Extracted records
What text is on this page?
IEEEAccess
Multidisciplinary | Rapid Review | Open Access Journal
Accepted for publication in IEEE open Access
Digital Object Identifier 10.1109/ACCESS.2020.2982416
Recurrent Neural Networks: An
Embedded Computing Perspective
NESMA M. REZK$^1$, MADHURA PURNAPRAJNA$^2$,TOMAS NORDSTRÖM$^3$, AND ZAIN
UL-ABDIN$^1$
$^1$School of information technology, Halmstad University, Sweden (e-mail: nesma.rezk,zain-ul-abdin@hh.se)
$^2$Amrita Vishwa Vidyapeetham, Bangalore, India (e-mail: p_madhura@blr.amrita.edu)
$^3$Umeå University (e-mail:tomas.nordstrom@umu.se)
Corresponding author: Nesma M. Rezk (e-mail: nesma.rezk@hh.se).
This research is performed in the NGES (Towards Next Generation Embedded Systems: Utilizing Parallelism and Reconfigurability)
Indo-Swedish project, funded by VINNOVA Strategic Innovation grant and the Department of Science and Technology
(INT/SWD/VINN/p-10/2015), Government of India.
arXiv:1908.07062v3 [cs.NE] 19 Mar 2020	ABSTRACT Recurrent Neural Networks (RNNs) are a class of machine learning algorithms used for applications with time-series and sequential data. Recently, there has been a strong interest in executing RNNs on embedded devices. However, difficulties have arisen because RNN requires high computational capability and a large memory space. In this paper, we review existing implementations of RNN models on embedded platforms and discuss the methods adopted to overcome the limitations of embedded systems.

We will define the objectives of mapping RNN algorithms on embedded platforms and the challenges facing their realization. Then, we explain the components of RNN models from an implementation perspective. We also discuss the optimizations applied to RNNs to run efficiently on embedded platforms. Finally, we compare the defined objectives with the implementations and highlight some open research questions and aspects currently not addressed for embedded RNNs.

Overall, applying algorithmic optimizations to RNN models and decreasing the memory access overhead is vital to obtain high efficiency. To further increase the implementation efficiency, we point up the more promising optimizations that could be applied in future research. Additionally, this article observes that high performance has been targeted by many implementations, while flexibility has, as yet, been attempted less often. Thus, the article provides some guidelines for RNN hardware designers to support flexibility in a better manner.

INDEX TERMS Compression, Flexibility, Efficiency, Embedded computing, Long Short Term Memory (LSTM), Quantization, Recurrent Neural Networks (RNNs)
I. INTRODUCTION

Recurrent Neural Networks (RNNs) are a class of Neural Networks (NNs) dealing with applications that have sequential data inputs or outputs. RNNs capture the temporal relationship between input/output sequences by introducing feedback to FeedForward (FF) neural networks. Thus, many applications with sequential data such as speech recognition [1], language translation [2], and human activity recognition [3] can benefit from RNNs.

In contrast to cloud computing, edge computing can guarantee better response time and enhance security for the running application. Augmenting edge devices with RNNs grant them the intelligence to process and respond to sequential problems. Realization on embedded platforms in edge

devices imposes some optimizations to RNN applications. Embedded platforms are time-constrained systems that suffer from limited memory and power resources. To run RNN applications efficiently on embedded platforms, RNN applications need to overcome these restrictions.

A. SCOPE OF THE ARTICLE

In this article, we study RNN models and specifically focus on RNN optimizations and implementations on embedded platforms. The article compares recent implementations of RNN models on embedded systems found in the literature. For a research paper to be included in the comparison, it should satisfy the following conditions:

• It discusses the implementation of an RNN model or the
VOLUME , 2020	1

• Written problem
Keep only those lines of the records that hold "efficiently", and return them.

• Response to the task
We will define the objectives of mapping RNN algorithms on embedded platforms and the challenges facing their realization. Then, we explain the components of RNN models from an implementation perspective. We also discuss the optimizations applied to RNNs to run efficiently on embedded platforms. Finally, we compare the defined objectives with the implementations and highlight some open research questions and aspects currently not addressed for embedded RNNs.
devices imposes some optimizations to RNN applications. Embedded platforms are time-constrained systems that suffer from limited memory and power resources. To run RNN applications efficiently on embedded platforms, RNN applications need to overcome these restrictions.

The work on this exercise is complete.